→ Pedido 1
Responde a estas perguntas sobre o texto da praxe:
(a) Que objetivo deveria ter a receção ao caloiro para não precisar de uma regulamentação tão tortuosa?
(b) O que tem um caloiro de aprender para ser integrado?
(c) Que tipo de organização é que o caloiro tem de respeitar?

→ Excerto da página
* * *

Uma geração depois, ao ouvir falar do "sistema" da praxe e das "tradições" académicas, fico siderado com tão pomposa e fútil complexidade. Deixando de lado os casos óbvios de abuso e de desrespeito básico, inquestionavelmente condenáveis, se a chamada recepção ao caloiro tem apenas o objectivo, são, de receber e integrar, não necessitaria de tão tortuosa "regulamentação".
Um caloiro, para ser integrado (e respeitado?), tem que aprender uma legislação complexa, por vezes a tocar o delirante, e respeitar/prestar vassalagem a uma organização sem mérito subjacente. Se eu fosse hoje caloiro, gostaria de dispensar essas obrigações e poder mandar directamente àquela parte os "doutores" que me coagissem a entrar em brincadeiras que não aprecio. Poderia fazê-lo sem riscos agravados?

* * *

→ Material fornecido

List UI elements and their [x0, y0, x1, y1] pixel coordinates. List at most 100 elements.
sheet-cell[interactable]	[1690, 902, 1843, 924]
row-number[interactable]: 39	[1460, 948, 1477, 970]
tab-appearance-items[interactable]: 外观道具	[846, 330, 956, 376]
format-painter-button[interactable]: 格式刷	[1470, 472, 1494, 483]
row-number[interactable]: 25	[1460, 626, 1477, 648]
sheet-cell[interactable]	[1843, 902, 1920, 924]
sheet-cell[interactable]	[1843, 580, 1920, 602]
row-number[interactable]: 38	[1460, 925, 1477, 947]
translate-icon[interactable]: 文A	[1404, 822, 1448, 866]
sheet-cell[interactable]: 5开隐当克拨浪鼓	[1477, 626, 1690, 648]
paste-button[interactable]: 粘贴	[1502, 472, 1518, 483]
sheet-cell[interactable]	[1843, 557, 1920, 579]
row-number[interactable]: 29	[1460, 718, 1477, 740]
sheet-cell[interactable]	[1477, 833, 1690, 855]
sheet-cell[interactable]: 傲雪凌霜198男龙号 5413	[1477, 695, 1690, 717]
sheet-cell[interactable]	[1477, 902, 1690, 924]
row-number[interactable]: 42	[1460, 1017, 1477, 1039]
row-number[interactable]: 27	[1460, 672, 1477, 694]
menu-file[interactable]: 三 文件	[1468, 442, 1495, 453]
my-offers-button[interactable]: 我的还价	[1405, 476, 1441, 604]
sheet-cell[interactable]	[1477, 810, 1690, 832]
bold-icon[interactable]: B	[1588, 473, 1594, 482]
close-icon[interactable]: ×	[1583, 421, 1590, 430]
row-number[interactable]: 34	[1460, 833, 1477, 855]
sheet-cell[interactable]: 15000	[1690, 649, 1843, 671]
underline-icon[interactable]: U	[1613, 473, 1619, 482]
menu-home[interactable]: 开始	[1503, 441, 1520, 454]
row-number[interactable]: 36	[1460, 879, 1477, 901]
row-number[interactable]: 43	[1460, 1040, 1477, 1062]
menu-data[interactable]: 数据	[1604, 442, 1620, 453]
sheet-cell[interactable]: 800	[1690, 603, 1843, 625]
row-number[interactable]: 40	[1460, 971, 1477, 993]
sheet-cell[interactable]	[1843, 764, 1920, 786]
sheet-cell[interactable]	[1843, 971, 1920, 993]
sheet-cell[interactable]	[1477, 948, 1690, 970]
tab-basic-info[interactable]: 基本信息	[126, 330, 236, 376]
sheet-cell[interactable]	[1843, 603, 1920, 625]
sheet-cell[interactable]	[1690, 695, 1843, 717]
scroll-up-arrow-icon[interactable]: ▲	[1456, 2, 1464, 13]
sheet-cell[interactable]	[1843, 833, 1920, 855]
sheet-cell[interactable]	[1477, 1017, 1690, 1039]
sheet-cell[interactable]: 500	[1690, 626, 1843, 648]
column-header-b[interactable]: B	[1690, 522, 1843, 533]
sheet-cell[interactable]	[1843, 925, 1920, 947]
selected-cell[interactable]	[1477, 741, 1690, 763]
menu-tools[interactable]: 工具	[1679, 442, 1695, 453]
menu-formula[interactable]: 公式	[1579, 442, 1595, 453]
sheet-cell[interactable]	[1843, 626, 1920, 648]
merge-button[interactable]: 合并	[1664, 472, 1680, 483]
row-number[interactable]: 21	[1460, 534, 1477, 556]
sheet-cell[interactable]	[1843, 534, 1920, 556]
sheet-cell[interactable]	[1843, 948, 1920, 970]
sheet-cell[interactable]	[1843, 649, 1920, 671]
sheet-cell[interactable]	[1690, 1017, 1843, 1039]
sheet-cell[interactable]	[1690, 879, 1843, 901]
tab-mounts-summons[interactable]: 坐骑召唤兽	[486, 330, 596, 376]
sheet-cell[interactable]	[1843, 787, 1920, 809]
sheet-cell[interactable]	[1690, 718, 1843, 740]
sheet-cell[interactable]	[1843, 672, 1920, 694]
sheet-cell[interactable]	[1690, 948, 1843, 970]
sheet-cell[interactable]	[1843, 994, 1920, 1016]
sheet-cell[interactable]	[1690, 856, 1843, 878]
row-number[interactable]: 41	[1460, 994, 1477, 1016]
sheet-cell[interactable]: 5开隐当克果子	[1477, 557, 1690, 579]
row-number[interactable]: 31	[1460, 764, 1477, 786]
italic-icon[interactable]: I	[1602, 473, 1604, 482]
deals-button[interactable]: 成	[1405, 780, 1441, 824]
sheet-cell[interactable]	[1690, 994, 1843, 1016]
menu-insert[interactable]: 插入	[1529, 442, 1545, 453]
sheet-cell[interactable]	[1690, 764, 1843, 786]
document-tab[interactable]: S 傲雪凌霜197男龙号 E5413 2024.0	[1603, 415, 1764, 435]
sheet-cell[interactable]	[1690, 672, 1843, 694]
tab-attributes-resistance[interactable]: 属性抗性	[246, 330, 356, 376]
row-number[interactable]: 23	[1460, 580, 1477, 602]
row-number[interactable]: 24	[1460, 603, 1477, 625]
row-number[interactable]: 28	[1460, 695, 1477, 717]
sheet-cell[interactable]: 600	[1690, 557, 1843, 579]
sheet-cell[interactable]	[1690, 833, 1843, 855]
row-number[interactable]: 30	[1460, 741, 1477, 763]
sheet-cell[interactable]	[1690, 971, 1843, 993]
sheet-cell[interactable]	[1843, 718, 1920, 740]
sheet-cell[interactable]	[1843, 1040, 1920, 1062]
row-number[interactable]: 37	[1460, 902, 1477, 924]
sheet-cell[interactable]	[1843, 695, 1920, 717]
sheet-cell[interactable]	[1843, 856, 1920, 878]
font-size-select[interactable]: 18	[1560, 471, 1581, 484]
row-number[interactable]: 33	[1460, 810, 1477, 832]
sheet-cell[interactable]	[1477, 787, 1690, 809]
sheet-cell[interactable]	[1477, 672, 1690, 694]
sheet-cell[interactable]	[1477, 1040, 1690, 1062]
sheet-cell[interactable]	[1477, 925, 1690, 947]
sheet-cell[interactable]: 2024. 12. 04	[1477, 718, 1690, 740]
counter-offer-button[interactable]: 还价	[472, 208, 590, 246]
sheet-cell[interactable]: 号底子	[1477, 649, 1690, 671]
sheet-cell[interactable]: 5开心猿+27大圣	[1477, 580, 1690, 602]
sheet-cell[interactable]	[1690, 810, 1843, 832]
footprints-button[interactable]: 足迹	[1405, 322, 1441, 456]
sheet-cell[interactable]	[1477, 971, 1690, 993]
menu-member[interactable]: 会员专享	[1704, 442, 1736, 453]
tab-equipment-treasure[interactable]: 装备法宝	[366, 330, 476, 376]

* * *

→ Pedido 2
Transforma em tabela Markdown, com as colunas «Número» e «Linha», a parte dos registos que começa na primeira linha e acaba na linha que contém "833, 1477, 855]", ambas incluídas. Deixa de fora as linhas em branco.

→ Resposta final 1
(a) Apenas receber e integrar.
(b) Uma legislação complexa, por vezes a tocar o delirante.
(c) Uma organização sem mérito subjacente.

→ Resposta final 2
| Número | Linha |
|---|---|
| 1 | List UI elements and their [x0, y0, x1, y1] pixel coordinates. List at most 100 elements. |
| 2 | sheet-cell[interactable]	[1690, 902, 1843, 924] |
| 3 | row-number[interactable]: 39	[1460, 948, 1477, 970] |
| 4 | tab-appearance-items[interactable]: 外观道具	[846, 330, 956, 376] |
| 5 | format-painter-button[interactable]: 格式刷	[1470, 472, 1494, 483] |
| 6 | row-number[interactable]: 25	[1460, 626, 1477, 648] |
| 7 | sheet-cell[interactable]	[1843, 902, 1920, 924] |
| 8 | sheet-cell[interactable]	[1843, 580, 1920, 602] |
| 9 | row-number[interactable]: 38	[1460, 925, 1477, 947] |
| 10 | translate-icon[interactable]: 文A	[1404, 822, 1448, 866] |
| 11 | sheet-cell[interactable]: 5开隐当克拨浪鼓	[1477, 626, 1690, 648] |
| 12 | paste-button[interactable]: 粘贴	[1502, 472, 1518, 483] |
| 13 | sheet-cell[interactable]	[1843, 557, 1920, 579] |
| 14 | row-number[interactable]: 29	[1460, 718, 1477, 740] |
| 15 | sheet-cell[interactable]	[1477, 833, 1690, 855] |
| 16 | sheet-cell[interactable]: 傲雪凌霜198男龙号 5413	[1477, 695, 1690, 717] |
| 17 | sheet-cell[interactable]	[1477, 902, 1690, 924] |
| 18 | row-number[interactable]: 42	[1460, 1017, 1477, 1039] |
| 19 | row-number[interactable]: 27	[1460, 672, 1477, 694] |
| 20 | menu-file[interactable]: 三 文件	[1468, 442, 1495, 453] |
| 21 | my-offers-button[interactable]: 我的还价	[1405, 476, 1441, 604] |
| 22 | sheet-cell[interactable]	[1477, 810, 1690, 832] |
| 23 | bold-icon[interactable]: B	[1588, 473, 1594, 482] |
| 24 | close-icon[interactable]: ×	[1583, 421, 1590, 430] |
| 25 | row-number[interactable]: 34	[1460, 833, 1477, 855] |